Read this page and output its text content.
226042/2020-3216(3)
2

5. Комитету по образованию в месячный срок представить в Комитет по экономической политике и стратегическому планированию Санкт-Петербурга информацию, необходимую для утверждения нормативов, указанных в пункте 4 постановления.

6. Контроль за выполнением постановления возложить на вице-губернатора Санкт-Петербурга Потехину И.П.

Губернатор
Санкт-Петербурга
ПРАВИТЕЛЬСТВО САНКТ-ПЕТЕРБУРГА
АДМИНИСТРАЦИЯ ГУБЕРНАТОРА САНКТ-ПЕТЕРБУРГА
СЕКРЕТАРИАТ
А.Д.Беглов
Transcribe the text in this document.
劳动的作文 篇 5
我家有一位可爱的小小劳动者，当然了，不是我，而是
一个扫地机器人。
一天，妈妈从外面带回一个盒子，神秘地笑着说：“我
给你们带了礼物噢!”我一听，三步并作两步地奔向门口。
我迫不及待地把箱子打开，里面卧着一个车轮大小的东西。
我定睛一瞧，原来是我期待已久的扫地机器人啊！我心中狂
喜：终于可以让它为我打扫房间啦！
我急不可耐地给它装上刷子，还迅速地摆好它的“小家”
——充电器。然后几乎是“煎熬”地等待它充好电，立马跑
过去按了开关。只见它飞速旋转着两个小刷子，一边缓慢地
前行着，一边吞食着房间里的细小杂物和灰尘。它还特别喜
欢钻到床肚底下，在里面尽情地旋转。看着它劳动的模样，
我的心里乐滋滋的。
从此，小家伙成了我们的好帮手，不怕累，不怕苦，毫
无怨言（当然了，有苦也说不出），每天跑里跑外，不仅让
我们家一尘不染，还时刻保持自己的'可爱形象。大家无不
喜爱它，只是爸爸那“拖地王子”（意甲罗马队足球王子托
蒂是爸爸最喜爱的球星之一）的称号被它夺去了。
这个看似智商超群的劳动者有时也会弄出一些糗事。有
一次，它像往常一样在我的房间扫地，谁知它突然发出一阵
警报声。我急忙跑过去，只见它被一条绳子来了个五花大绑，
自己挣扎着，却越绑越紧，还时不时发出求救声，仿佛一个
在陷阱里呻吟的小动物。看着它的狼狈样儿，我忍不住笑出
————
• _DESCRIPTION OF THE TASK_: Produce an exact copy of the lines from the one containing "Transcribe the text in this document." through the last line, and of nothing else.

• _RESULT_:
Transcribe the text in this document.
劳动的作文 篇 5
我家有一位可爱的小小劳动者，当然了，不是我，而是
一个扫地机器人。
一天，妈妈从外面带回一个盒子，神秘地笑着说：“我
给你们带了礼物噢!”我一听，三步并作两步地奔向门口。
我迫不及待地把箱子打开，里面卧着一个车轮大小的东西。
我定睛一瞧，原来是我期待已久的扫地机器人啊！我心中狂
喜：终于可以让它为我打扫房间啦！
我急不可耐地给它装上刷子，还迅速地摆好它的“小家”
——充电器。然后几乎是“煎熬”地等待它充好电，立马跑
过去按了开关。只见它飞速旋转着两个小刷子，一边缓慢地
前行着，一边吞食着房间里的细小杂物和灰尘。它还特别喜
欢钻到床肚底下，在里面尽情地旋转。看着它劳动的模样，
我的心里乐滋滋的。
从此，小家伙成了我们的好帮手，不怕累，不怕苦，毫
无怨言（当然了，有苦也说不出），每天跑里跑外，不仅让
我们家一尘不染，还时刻保持自己的'可爱形象。大家无不
喜爱它，只是爸爸那“拖地王子”（意甲罗马队足球王子托
蒂是爸爸最喜爱的球星之一）的称号被它夺去了。
这个看似智商超群的劳动者有时也会弄出一些糗事。有
一次，它像往常一样在我的房间扫地，谁知它突然发出一阵
警报声。我急忙跑过去，只见它被一条绳子来了个五花大绑，
自己挣扎着，却越绑越紧，还时不时发出求救声，仿佛一个
在陷阱里呻吟的小动物。看着它的狼狈样儿，我忍不住笑出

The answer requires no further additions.